====== DATASET ENTRIES ======

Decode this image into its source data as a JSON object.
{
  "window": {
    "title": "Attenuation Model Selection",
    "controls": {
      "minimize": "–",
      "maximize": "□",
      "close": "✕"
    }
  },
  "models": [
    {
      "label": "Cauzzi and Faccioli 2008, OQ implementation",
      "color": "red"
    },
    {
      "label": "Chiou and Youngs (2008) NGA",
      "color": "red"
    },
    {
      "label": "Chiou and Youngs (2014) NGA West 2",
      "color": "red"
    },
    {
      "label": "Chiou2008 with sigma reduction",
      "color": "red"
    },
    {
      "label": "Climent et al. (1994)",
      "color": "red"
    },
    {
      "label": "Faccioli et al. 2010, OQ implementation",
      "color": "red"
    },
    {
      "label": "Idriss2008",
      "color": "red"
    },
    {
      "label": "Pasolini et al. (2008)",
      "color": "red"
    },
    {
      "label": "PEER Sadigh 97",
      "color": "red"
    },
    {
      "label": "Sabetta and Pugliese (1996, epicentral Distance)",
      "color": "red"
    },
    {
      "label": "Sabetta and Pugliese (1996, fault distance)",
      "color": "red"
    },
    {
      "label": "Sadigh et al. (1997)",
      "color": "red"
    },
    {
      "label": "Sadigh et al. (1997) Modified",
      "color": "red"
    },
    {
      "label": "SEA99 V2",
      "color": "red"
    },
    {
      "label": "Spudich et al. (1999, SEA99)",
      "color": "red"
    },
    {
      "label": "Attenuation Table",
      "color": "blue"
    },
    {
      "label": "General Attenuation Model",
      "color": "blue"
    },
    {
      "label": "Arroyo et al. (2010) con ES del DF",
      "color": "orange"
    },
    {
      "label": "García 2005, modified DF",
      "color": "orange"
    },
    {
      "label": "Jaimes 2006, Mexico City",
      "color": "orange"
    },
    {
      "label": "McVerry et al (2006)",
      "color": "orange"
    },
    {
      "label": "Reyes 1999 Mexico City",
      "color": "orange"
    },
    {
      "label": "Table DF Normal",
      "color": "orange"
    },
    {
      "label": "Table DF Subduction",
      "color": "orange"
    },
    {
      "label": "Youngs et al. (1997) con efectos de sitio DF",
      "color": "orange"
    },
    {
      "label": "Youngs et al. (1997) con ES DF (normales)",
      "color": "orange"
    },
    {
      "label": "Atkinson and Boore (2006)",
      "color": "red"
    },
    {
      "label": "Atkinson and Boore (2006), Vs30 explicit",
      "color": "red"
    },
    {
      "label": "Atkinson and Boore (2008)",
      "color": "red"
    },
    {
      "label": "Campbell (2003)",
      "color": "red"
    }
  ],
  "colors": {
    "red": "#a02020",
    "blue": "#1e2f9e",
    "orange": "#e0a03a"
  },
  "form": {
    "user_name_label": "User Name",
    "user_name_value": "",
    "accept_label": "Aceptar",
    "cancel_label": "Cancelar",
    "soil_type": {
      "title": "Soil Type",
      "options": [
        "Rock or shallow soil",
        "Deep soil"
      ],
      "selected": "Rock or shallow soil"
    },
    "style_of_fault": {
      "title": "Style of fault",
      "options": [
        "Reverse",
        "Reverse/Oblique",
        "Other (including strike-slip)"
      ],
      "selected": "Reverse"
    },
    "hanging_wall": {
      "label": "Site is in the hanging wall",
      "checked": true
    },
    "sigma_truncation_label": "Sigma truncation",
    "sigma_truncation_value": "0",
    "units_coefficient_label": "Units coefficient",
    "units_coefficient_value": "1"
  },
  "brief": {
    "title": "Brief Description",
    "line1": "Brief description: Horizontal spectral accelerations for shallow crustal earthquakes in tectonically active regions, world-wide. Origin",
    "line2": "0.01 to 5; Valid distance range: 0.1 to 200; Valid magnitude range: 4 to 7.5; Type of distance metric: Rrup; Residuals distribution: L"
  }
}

======
====== DATASET ENTRIES ======

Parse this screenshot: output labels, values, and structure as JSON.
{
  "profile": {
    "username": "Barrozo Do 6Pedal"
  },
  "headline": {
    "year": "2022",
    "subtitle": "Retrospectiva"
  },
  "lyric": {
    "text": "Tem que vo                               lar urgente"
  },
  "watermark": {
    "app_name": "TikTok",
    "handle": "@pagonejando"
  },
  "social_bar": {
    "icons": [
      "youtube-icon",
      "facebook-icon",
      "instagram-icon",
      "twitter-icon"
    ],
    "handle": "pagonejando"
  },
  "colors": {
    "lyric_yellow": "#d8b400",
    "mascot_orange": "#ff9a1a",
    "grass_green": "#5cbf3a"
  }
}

======
====== DATASET ENTRIES ======

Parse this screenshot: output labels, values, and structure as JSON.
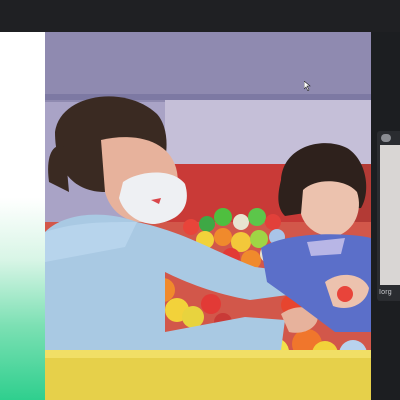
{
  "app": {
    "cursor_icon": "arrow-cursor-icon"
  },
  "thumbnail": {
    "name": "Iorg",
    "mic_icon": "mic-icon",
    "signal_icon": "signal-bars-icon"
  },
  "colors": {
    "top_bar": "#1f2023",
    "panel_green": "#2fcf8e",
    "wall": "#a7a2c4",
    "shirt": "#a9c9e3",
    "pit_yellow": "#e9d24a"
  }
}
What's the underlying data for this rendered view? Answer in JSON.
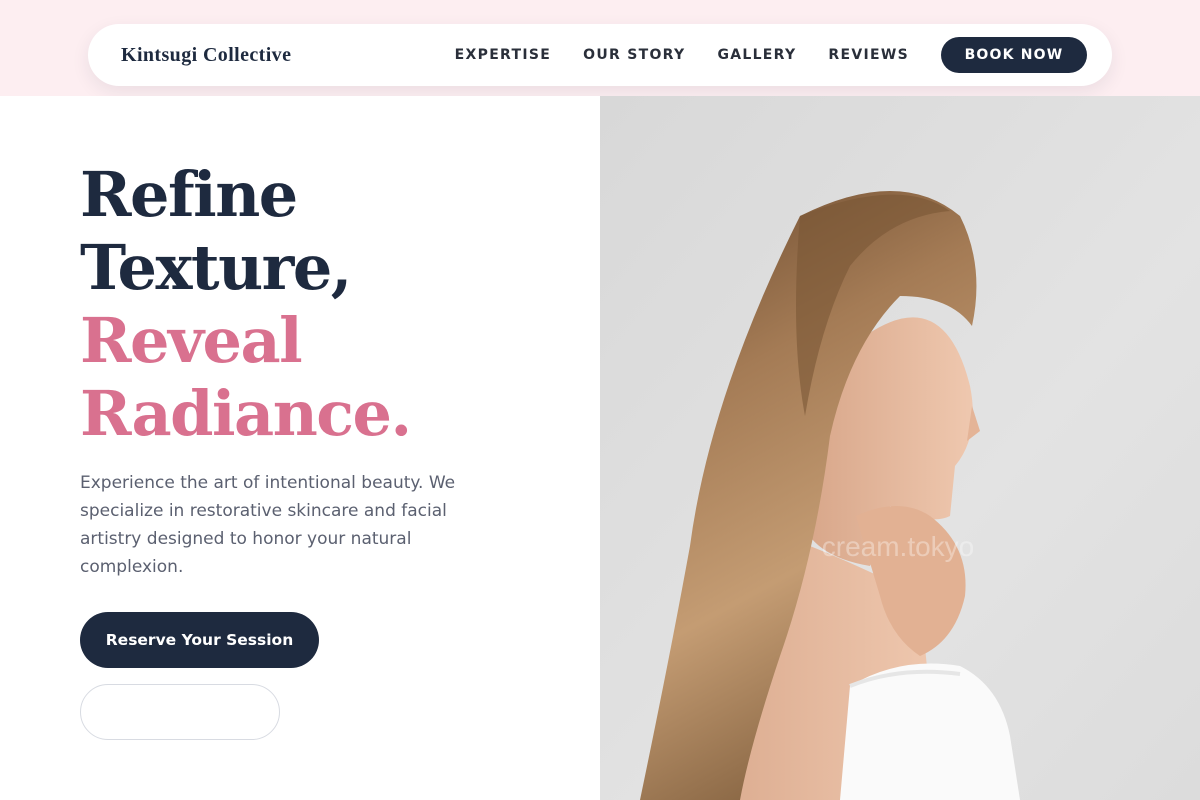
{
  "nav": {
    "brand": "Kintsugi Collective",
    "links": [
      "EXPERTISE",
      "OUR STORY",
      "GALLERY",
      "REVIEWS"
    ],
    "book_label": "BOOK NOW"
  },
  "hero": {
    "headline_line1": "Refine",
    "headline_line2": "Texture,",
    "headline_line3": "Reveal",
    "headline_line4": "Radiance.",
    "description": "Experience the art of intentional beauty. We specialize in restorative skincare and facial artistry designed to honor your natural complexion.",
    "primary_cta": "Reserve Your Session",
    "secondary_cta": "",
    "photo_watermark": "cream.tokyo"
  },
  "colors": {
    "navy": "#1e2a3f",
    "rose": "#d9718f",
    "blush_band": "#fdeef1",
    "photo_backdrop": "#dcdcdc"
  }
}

======

TO BE DONE.
Find the word "Reverse" in the entries above and gather every line that holds it.

SOLUTION FOR THIS TASK.
        "Reverse",
        "Reverse/Oblique",
      "selected": "Reverse"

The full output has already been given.